THE TASK:
Transcribe every entry below word for word, but skip the pictures.

Start of RECORD LIST

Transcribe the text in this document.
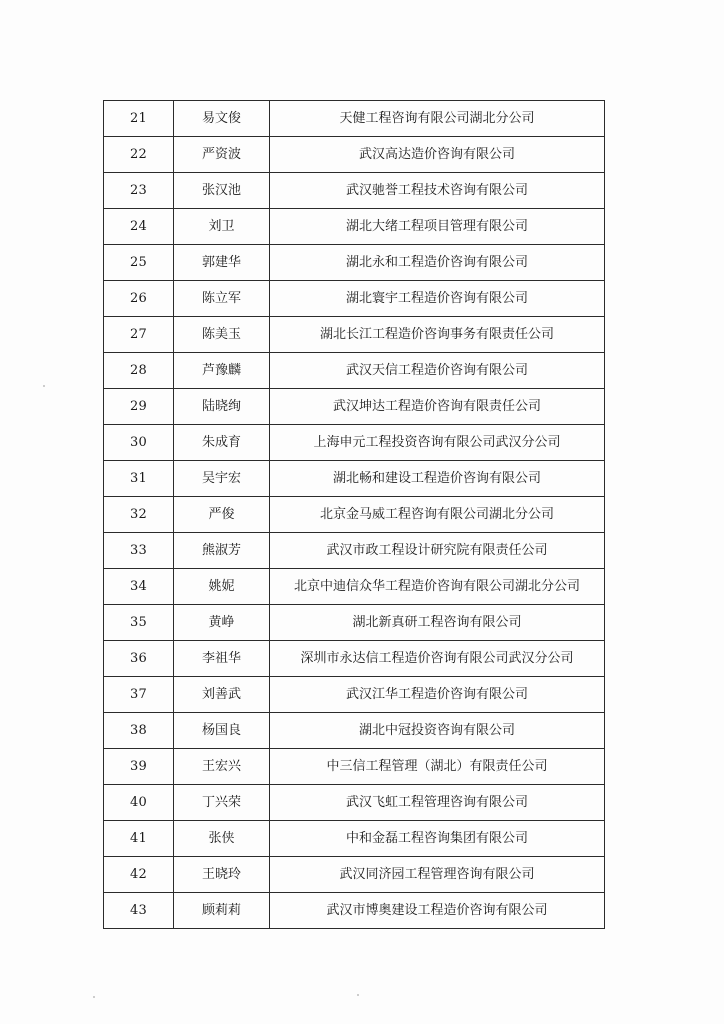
21	易文俊	天健工程咨询有限公司湖北分公司
22	严资波	武汉高达造价咨询有限公司
23	张汉池	武汉驰誉工程技术咨询有限公司
24	刘卫	湖北大绪工程项目管理有限公司
25	郭建华	湖北永和工程造价咨询有限公司
26	陈立军	湖北寰宇工程造价咨询有限公司
27	陈美玉	湖北长江工程造价咨询事务有限责任公司
28	芦豫麟	武汉天信工程造价咨询有限公司
29	陆晓绚	武汉坤达工程造价咨询有限责任公司
30	朱成育	上海申元工程投资咨询有限公司武汉分公司
31	吴宇宏	湖北畅和建设工程造价咨询有限公司
32	严俊	北京金马威工程咨询有限公司湖北分公司
33	熊淑芳	武汉市政工程设计研究院有限责任公司
34	姚妮	北京中迪信众华工程造价咨询有限公司湖北分公司
35	黄峥	湖北新真研工程咨询有限公司
36	李祖华	深圳市永达信工程造价咨询有限公司武汉分公司
37	刘善武	武汉江华工程造价咨询有限公司
38	杨国良	湖北中冠投资咨询有限公司
39	王宏兴	中三信工程管理（湖北）有限责任公司
40	丁兴荣	武汉飞虹工程管理咨询有限公司
41	张侠	中和金磊工程咨询集团有限公司
42	王晓玲	武汉同济园工程管理咨询有限公司
43	顾莉莉	武汉市博奥建设工程造价咨询有限公司
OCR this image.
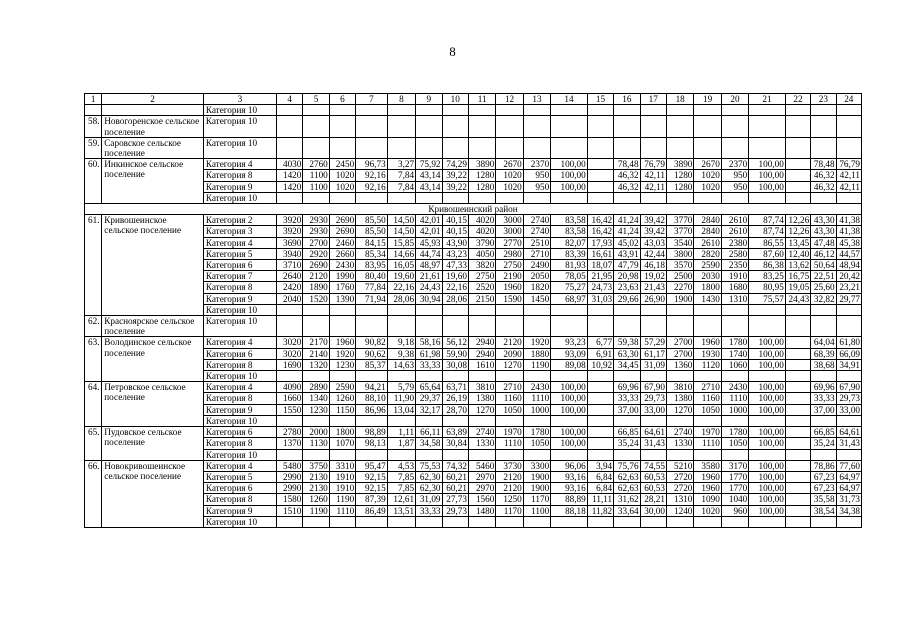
8
1	2	3	4	5	6	7	8	9	10	11	12	13	14	15	16	17	18	19	20	21	22	23	24
		Категория 10																					
58.	Новогоренское сельское поселение	Категория 10																					
59.	Саровское сельское поселение	Категория 10																					
60.	Инкинское сельское поселение	Категория 4	4030	2760	2450	96,73	3,27	75,92	74,29	3890	2670	2370	100,00		78,48	76,79	3890	2670	2370	100,00		78,48	76,79
		Категория 8	1420	1100	1020	92,16	7,84	43,14	39,22	1280	1020	950	100,00		46,32	42,11	1280	1020	950	100,00		46,32	42,11
		Категория 9	1420	1100	1020	92,16	7,84	43,14	39,22	1280	1020	950	100,00		46,32	42,11	1280	1020	950	100,00		46,32	42,11
		Категория 10																					
Кривошеинский район																							
61.	Кривошеинское сельское поселение	Категория 2	3920	2930	2690	85,50	14,50	42,01	40,15	4020	3000	2740	83,58	16,42	41,24	39,42	3770	2840	2610	87,74	12,26	43,30	41,38
		Категория 3	3920	2930	2690	85,50	14,50	42,01	40,15	4020	3000	2740	83,58	16,42	41,24	39,42	3770	2840	2610	87,74	12,26	43,30	41,38
		Категория 4	3690	2700	2460	84,15	15,85	45,93	43,90	3790	2770	2510	82,07	17,93	45,02	43,03	3540	2610	2380	86,55	13,45	47,48	45,38
		Категория 5	3940	2920	2660	85,34	14,66	44,74	43,23	4050	2980	2710	83,39	16,61	43,91	42,44	3800	2820	2580	87,60	12,40	46,12	44,57
		Категория 6	3710	2690	2430	83,95	16,05	48,97	47,33	3820	2750	2490	81,93	18,07	47,79	46,18	3570	2590	2350	86,38	13,62	50,64	48,94
		Категория 7	2640	2120	1990	80,40	19,60	21,61	19,60	2750	2190	2050	78,05	21,95	20,98	19,02	2500	2030	1910	83,25	16,75	22,51	20,42
		Категория 8	2420	1890	1760	77,84	22,16	24,43	22,16	2520	1960	1820	75,27	24,73	23,63	21,43	2270	1800	1680	80,95	19,05	25,60	23,21
		Категория 9	2040	1520	1390	71,94	28,06	30,94	28,06	2150	1590	1450	68,97	31,03	29,66	26,90	1900	1430	1310	75,57	24,43	32,82	29,77
		Категория 10																					
62.	Красноярское сельское поселение	Категория 10																					
63.	Володинское сельское поселение	Категория 4	3020	2170	1960	90,82	9,18	58,16	56,12	2940	2120	1920	93,23	6,77	59,38	57,29	2700	1960	1780	100,00		64,04	61,80
		Категория 6	3020	2140	1920	90,62	9,38	61,98	59,90	2940	2090	1880	93,09	6,91	63,30	61,17	2700	1930	1740	100,00		68,39	66,09
		Категория 8	1690	1320	1230	85,37	14,63	33,33	30,08	1610	1270	1190	89,08	10,92	34,45	31,09	1360	1120	1060	100,00		38,68	34,91
		Категория 10																					
64.	Петровское сельское поселение	Категория 4	4090	2890	2590	94,21	5,79	65,64	63,71	3810	2710	2430	100,00		69,96	67,90	3810	2710	2430	100,00		69,96	67,90
		Категория 8	1660	1340	1260	88,10	11,90	29,37	26,19	1380	1160	1110	100,00		33,33	29,73	1380	1160	1110	100,00		33,33	29,73
		Категория 9	1550	1230	1150	86,96	13,04	32,17	28,70	1270	1050	1000	100,00		37,00	33,00	1270	1050	1000	100,00		37,00	33,00
		Категория 10																					
65.	Пудовское сельское поселение	Категория 6	2780	2000	1800	98,89	1,11	66,11	63,89	2740	1970	1780	100,00		66,85	64,61	2740	1970	1780	100,00		66,85	64,61
		Категория 8	1370	1130	1070	98,13	1,87	34,58	30,84	1330	1110	1050	100,00		35,24	31,43	1330	1110	1050	100,00		35,24	31,43
		Категория 10																					
66.	Новокривошеинское сельское поселение	Категория 4	5480	3750	3310	95,47	4,53	75,53	74,32	5460	3730	3300	96,06	3,94	75,76	74,55	5210	3580	3170	100,00		78,86	77,60
		Категория 5	2990	2130	1910	92,15	7,85	62,30	60,21	2970	2120	1900	93,16	6,84	62,63	60,53	2720	1960	1770	100,00		67,23	64,97
		Категория 6	2990	2130	1910	92,15	7,85	62,30	60,21	2970	2120	1900	93,16	6,84	62,63	60,53	2720	1960	1770	100,00		67,23	64,97
		Категория 8	1580	1260	1190	87,39	12,61	31,09	27,73	1560	1250	1170	88,89	11,11	31,62	28,21	1310	1090	1040	100,00		35,58	31,73
		Категория 9	1510	1190	1110	86,49	13,51	33,33	29,73	1480	1170	1100	88,18	11,82	33,64	30,00	1240	1020	960	100,00		38,54	34,38
		Категория 10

End of RECORD LIST

THE RESPONSE:
Transcribe the text in this document.
21	易文俊	天健工程咨询有限公司湖北分公司
22	严资波	武汉高达造价咨询有限公司
23	张汉池	武汉驰誉工程技术咨询有限公司
24	刘卫	湖北大绪工程项目管理有限公司
25	郭建华	湖北永和工程造价咨询有限公司
26	陈立军	湖北寰宇工程造价咨询有限公司
27	陈美玉	湖北长江工程造价咨询事务有限责任公司
28	芦豫麟	武汉天信工程造价咨询有限公司
29	陆晓绚	武汉坤达工程造价咨询有限责任公司
30	朱成育	上海申元工程投资咨询有限公司武汉分公司
31	吴宇宏	湖北畅和建设工程造价咨询有限公司
32	严俊	北京金马威工程咨询有限公司湖北分公司
33	熊淑芳	武汉市政工程设计研究院有限责任公司
34	姚妮	北京中迪信众华工程造价咨询有限公司湖北分公司
35	黄峥	湖北新真研工程咨询有限公司
36	李祖华	深圳市永达信工程造价咨询有限公司武汉分公司
37	刘善武	武汉江华工程造价咨询有限公司
38	杨国良	湖北中冠投资咨询有限公司
39	王宏兴	中三信工程管理（湖北）有限责任公司
40	丁兴荣	武汉飞虹工程管理咨询有限公司
41	张侠	中和金磊工程咨询集团有限公司
42	王晓玲	武汉同济园工程管理咨询有限公司
43	顾莉莉	武汉市博奥建设工程造价咨询有限公司
OCR this image.
8
1	2	3	4	5	6	7	8	9	10	11	12	13	14	15	16	17	18	19	20	21	22	23	24
		Категория 10																					
58.	Новогоренское сельское поселение	Категория 10																					
59.	Саровское сельское поселение	Категория 10																					
60.	Инкинское сельское поселение	Категория 4	4030	2760	2450	96,73	3,27	75,92	74,29	3890	2670	2370	100,00		78,48	76,79	3890	2670	2370	100,00		78,48	76,79
		Категория 8	1420	1100	1020	92,16	7,84	43,14	39,22	1280	1020	950	100,00		46,32	42,11	1280	1020	950	100,00		46,32	42,11
		Категория 9	1420	1100	1020	92,16	7,84	43,14	39,22	1280	1020	950	100,00		46,32	42,11	1280	1020	950	100,00		46,32	42,11
		Категория 10																					
Кривошеинский район																							
61.	Кривошеинское сельское поселение	Категория 2	3920	2930	2690	85,50	14,50	42,01	40,15	4020	3000	2740	83,58	16,42	41,24	39,42	3770	2840	2610	87,74	12,26	43,30	41,38
		Категория 3	3920	2930	2690	85,50	14,50	42,01	40,15	4020	3000	2740	83,58	16,42	41,24	39,42	3770	2840	2610	87,74	12,26	43,30	41,38
		Категория 4	3690	2700	2460	84,15	15,85	45,93	43,90	3790	2770	2510	82,07	17,93	45,02	43,03	3540	2610	2380	86,55	13,45	47,48	45,38
		Категория 5	3940	2920	2660	85,34	14,66	44,74	43,23	4050	2980	2710	83,39	16,61	43,91	42,44	3800	2820	2580	87,60	12,40	46,12	44,57
		Категория 6	3710	2690	2430	83,95	16,05	48,97	47,33	3820	2750	2490	81,93	18,07	47,79	46,18	3570	2590	2350	86,38	13,62	50,64	48,94
		Категория 7	2640	2120	1990	80,40	19,60	21,61	19,60	2750	2190	2050	78,05	21,95	20,98	19,02	2500	2030	1910	83,25	16,75	22,51	20,42
		Категория 8	2420	1890	1760	77,84	22,16	24,43	22,16	2520	1960	1820	75,27	24,73	23,63	21,43	2270	1800	1680	80,95	19,05	25,60	23,21
		Категория 9	2040	1520	1390	71,94	28,06	30,94	28,06	2150	1590	1450	68,97	31,03	29,66	26,90	1900	1430	1310	75,57	24,43	32,82	29,77
		Категория 10																					
62.	Красноярское сельское поселение	Категория 10																					
63.	Володинское сельское поселение	Категория 4	3020	2170	1960	90,82	9,18	58,16	56,12	2940	2120	1920	93,23	6,77	59,38	57,29	2700	1960	1780	100,00		64,04	61,80
		Категория 6	3020	2140	1920	90,62	9,38	61,98	59,90	2940	2090	1880	93,09	6,91	63,30	61,17	2700	1930	1740	100,00		68,39	66,09
		Категория 8	1690	1320	1230	85,37	14,63	33,33	30,08	1610	1270	1190	89,08	10,92	34,45	31,09	1360	1120	1060	100,00		38,68	34,91
		Категория 10																					
64.	Петровское сельское поселение	Категория 4	4090	2890	2590	94,21	5,79	65,64	63,71	3810	2710	2430	100,00		69,96	67,90	3810	2710	2430	100,00		69,96	67,90
		Категория 8	1660	1340	1260	88,10	11,90	29,37	26,19	1380	1160	1110	100,00		33,33	29,73	1380	1160	1110	100,00		33,33	29,73
		Категория 9	1550	1230	1150	86,96	13,04	32,17	28,70	1270	1050	1000	100,00		37,00	33,00	1270	1050	1000	100,00		37,00	33,00
		Категория 10																					
65.	Пудовское сельское поселение	Категория 6	2780	2000	1800	98,89	1,11	66,11	63,89	2740	1970	1780	100,00		66,85	64,61	2740	1970	1780	100,00		66,85	64,61
		Категория 8	1370	1130	1070	98,13	1,87	34,58	30,84	1330	1110	1050	100,00		35,24	31,43	1330	1110	1050	100,00		35,24	31,43
		Категория 10																					
66.	Новокривошеинское сельское поселение	Категория 4	5480	3750	3310	95,47	4,53	75,53	74,32	5460	3730	3300	96,06	3,94	75,76	74,55	5210	3580	3170	100,00		78,86	77,60
		Категория 5	2990	2130	1910	92,15	7,85	62,30	60,21	2970	2120	1900	93,16	6,84	62,63	60,53	2720	1960	1770	100,00		67,23	64,97
		Категория 6	2990	2130	1910	92,15	7,85	62,30	60,21	2970	2120	1900	93,16	6,84	62,63	60,53	2720	1960	1770	100,00		67,23	64,97
		Категория 8	1580	1260	1190	87,39	12,61	31,09	27,73	1560	1250	1170	88,89	11,11	31,62	28,21	1310	1090	1040	100,00		35,58	31,73
		Категория 9	1510	1190	1110	86,49	13,51	33,33	29,73	1480	1170	1100	88,18	11,82	33,64	30,00	1240	1020	960	100,00		38,54	34,38
		Категория 10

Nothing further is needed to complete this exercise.